## REQUIREMENT:
Skip the pictures. Copy all the rest of the records down exactly.
---------- RECORDS PROVIDED
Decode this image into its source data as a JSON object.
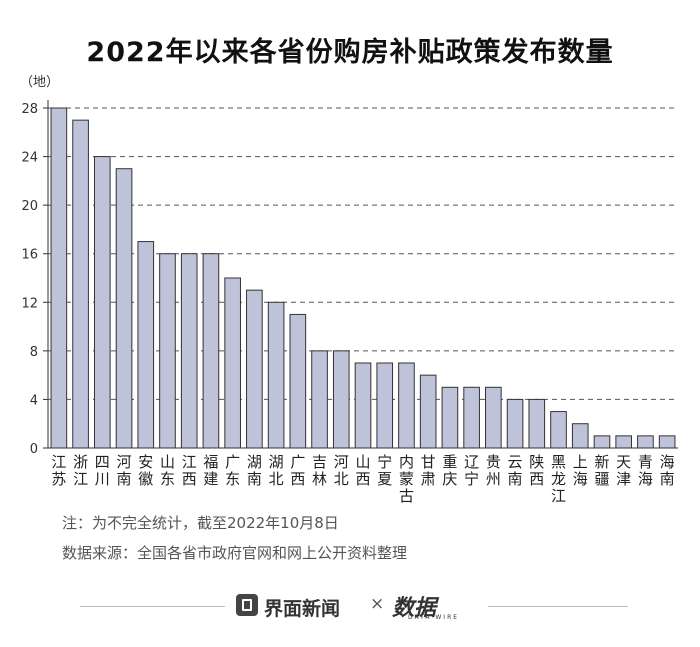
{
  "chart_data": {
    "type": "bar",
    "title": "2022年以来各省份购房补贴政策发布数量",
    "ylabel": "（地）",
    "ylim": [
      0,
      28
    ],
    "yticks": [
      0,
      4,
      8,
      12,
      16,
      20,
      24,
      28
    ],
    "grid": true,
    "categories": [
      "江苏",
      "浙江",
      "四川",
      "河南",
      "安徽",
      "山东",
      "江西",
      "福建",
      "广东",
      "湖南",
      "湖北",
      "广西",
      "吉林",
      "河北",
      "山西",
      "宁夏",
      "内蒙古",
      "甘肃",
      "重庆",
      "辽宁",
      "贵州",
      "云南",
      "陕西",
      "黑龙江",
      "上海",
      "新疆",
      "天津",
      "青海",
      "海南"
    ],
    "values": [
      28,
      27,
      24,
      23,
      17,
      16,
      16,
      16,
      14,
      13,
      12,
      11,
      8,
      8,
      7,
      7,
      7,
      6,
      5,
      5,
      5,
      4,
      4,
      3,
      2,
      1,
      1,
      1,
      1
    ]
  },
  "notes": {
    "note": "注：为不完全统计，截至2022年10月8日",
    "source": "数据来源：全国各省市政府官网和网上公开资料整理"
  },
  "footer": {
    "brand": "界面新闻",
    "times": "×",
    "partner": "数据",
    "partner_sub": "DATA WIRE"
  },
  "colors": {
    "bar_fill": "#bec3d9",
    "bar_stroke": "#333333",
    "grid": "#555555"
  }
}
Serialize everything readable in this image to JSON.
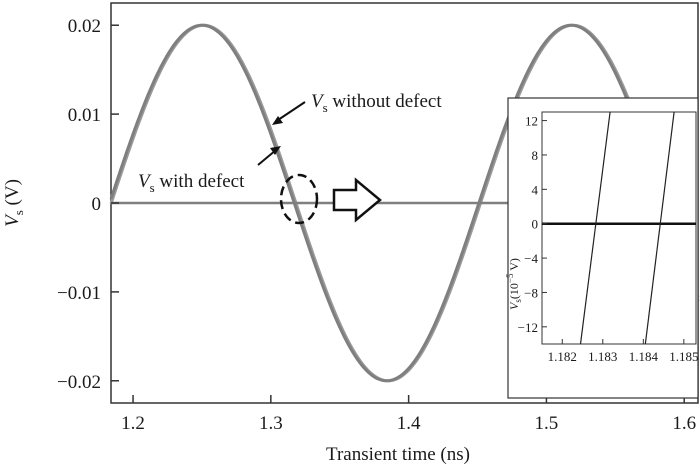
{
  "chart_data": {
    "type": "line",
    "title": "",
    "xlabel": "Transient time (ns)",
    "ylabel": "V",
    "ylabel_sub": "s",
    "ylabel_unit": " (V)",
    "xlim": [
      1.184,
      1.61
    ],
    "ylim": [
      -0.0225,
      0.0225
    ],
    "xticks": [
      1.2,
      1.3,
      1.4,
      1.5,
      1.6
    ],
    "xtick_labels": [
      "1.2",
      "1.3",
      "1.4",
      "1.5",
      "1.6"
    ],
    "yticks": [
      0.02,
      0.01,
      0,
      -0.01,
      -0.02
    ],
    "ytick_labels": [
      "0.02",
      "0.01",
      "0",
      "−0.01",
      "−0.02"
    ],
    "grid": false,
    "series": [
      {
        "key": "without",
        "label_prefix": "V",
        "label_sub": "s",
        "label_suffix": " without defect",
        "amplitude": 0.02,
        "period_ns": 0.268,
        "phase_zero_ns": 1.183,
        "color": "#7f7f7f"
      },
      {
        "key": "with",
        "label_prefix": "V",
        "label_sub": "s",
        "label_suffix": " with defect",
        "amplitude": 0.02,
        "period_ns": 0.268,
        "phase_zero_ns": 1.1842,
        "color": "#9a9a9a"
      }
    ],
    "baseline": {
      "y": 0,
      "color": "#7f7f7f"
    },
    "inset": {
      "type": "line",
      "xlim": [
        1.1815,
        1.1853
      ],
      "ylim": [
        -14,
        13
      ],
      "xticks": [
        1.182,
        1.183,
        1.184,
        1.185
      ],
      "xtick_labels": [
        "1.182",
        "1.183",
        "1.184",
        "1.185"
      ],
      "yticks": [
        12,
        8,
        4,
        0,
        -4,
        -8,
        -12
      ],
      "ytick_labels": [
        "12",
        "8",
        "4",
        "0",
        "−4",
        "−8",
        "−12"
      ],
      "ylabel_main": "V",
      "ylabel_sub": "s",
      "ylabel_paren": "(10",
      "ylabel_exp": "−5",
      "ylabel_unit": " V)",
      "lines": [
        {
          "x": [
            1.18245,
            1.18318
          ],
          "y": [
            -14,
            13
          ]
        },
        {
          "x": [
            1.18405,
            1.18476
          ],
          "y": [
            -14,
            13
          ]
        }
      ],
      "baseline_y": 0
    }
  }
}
--------------------
## RESPONSE:
Decode this image into its source data as a JSON object.
{
  "chart_data": {
    "type": "bar",
    "title": "2022年以来各省份购房补贴政策发布数量",
    "ylabel": "（地）",
    "ylim": [
      0,
      28
    ],
    "yticks": [
      0,
      4,
      8,
      12,
      16,
      20,
      24,
      28
    ],
    "grid": true,
    "categories": [
      "江苏",
      "浙江",
      "四川",
      "河南",
      "安徽",
      "山东",
      "江西",
      "福建",
      "广东",
      "湖南",
      "湖北",
      "广西",
      "吉林",
      "河北",
      "山西",
      "宁夏",
      "内蒙古",
      "甘肃",
      "重庆",
      "辽宁",
      "贵州",
      "云南",
      "陕西",
      "黑龙江",
      "上海",
      "新疆",
      "天津",
      "青海",
      "海南"
    ],
    "values": [
      28,
      27,
      24,
      23,
      17,
      16,
      16,
      16,
      14,
      13,
      12,
      11,
      8,
      8,
      7,
      7,
      7,
      6,
      5,
      5,
      5,
      4,
      4,
      3,
      2,
      1,
      1,
      1,
      1
    ]
  },
  "notes": {
    "note": "注：为不完全统计，截至2022年10月8日",
    "source": "数据来源：全国各省市政府官网和网上公开资料整理"
  },
  "footer": {
    "brand": "界面新闻",
    "times": "×",
    "partner": "数据",
    "partner_sub": "DATA WIRE"
  },
  "colors": {
    "bar_fill": "#bec3d9",
    "bar_stroke": "#333333",
    "grid": "#555555"
  }
}
Serialize everything readable in this image to JSON.
{
  "chart_data": {
    "type": "line",
    "title": "",
    "xlabel": "Transient time (ns)",
    "ylabel": "V",
    "ylabel_sub": "s",
    "ylabel_unit": " (V)",
    "xlim": [
      1.184,
      1.61
    ],
    "ylim": [
      -0.0225,
      0.0225
    ],
    "xticks": [
      1.2,
      1.3,
      1.4,
      1.5,
      1.6
    ],
    "xtick_labels": [
      "1.2",
      "1.3",
      "1.4",
      "1.5",
      "1.6"
    ],
    "yticks": [
      0.02,
      0.01,
      0,
      -0.01,
      -0.02
    ],
    "ytick_labels": [
      "0.02",
      "0.01",
      "0",
      "−0.01",
      "−0.02"
    ],
    "grid": false,
    "series": [
      {
        "key": "without",
        "label_prefix": "V",
        "label_sub": "s",
        "label_suffix": " without defect",
        "amplitude": 0.02,
        "period_ns": 0.268,
        "phase_zero_ns": 1.183,
        "color": "#7f7f7f"
      },
      {
        "key": "with",
        "label_prefix": "V",
        "label_sub": "s",
        "label_suffix": " with defect",
        "amplitude": 0.02,
        "period_ns": 0.268,
        "phase_zero_ns": 1.1842,
        "color": "#9a9a9a"
      }
    ],
    "baseline": {
      "y": 0,
      "color": "#7f7f7f"
    },
    "inset": {
      "type": "line",
      "xlim": [
        1.1815,
        1.1853
      ],
      "ylim": [
        -14,
        13
      ],
      "xticks": [
        1.182,
        1.183,
        1.184,
        1.185
      ],
      "xtick_labels": [
        "1.182",
        "1.183",
        "1.184",
        "1.185"
      ],
      "yticks": [
        12,
        8,
        4,
        0,
        -4,
        -8,
        -12
      ],
      "ytick_labels": [
        "12",
        "8",
        "4",
        "0",
        "−4",
        "−8",
        "−12"
      ],
      "ylabel_main": "V",
      "ylabel_sub": "s",
      "ylabel_paren": "(10",
      "ylabel_exp": "−5",
      "ylabel_unit": " V)",
      "lines": [
        {
          "x": [
            1.18245,
            1.18318
          ],
          "y": [
            -14,
            13
          ]
        },
        {
          "x": [
            1.18405,
            1.18476
          ],
          "y": [
            -14,
            13
          ]
        }
      ],
      "baseline_y": 0
    }
  }
}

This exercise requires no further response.